--- GIVEN ENTRIES ---
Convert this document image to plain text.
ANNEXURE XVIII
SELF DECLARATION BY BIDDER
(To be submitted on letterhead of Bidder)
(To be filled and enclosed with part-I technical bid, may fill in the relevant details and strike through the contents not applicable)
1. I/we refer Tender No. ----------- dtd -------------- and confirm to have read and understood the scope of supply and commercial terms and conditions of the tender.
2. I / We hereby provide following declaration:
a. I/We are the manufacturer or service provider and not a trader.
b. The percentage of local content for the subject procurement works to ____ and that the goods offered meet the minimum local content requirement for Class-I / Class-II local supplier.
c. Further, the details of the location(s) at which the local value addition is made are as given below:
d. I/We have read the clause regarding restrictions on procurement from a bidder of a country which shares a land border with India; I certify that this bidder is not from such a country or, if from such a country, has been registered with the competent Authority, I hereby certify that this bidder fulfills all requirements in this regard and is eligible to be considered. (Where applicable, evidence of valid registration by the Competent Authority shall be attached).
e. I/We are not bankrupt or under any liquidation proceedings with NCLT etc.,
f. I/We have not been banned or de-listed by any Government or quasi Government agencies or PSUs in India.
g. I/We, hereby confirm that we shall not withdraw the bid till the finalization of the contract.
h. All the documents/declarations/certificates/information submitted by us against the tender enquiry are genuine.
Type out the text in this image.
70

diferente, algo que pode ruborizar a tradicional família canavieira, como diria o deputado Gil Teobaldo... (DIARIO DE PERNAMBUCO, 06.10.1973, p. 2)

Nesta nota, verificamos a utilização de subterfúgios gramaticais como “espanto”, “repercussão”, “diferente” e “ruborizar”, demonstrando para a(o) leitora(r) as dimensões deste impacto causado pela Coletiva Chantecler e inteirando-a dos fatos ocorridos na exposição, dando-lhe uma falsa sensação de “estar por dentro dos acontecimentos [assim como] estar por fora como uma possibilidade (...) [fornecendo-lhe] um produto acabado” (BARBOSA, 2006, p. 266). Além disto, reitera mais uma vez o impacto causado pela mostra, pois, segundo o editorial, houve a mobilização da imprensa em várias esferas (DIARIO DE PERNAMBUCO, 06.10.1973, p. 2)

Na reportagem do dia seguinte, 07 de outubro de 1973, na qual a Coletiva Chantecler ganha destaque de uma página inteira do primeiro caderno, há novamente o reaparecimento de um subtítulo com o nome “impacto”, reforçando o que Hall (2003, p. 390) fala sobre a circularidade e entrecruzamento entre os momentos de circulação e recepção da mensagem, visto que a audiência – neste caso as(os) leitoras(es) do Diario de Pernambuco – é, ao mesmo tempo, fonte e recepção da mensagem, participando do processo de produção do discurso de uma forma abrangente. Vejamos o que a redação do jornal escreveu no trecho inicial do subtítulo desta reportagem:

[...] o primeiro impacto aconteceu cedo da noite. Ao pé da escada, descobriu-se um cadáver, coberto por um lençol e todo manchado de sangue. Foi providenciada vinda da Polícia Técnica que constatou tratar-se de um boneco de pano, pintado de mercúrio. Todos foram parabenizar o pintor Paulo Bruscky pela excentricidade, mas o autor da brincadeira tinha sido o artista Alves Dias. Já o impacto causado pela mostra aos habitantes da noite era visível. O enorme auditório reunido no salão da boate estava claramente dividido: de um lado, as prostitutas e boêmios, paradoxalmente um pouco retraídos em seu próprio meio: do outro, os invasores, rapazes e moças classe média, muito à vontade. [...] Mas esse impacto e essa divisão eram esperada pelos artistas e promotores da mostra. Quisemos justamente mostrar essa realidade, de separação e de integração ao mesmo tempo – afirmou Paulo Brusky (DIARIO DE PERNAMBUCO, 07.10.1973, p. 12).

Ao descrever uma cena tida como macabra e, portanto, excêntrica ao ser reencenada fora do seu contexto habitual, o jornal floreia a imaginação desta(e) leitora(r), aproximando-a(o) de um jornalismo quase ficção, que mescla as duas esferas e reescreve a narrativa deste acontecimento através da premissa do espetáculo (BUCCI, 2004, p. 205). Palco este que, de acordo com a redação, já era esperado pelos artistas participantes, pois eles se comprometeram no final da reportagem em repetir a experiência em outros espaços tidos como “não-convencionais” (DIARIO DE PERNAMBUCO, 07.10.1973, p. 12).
---
§ **WRITTEN INSTRUCTION**
The lines above form a set of records; determine how many of them contain the string "read" and give that number alone.

§ **ANSWER BELOW**
2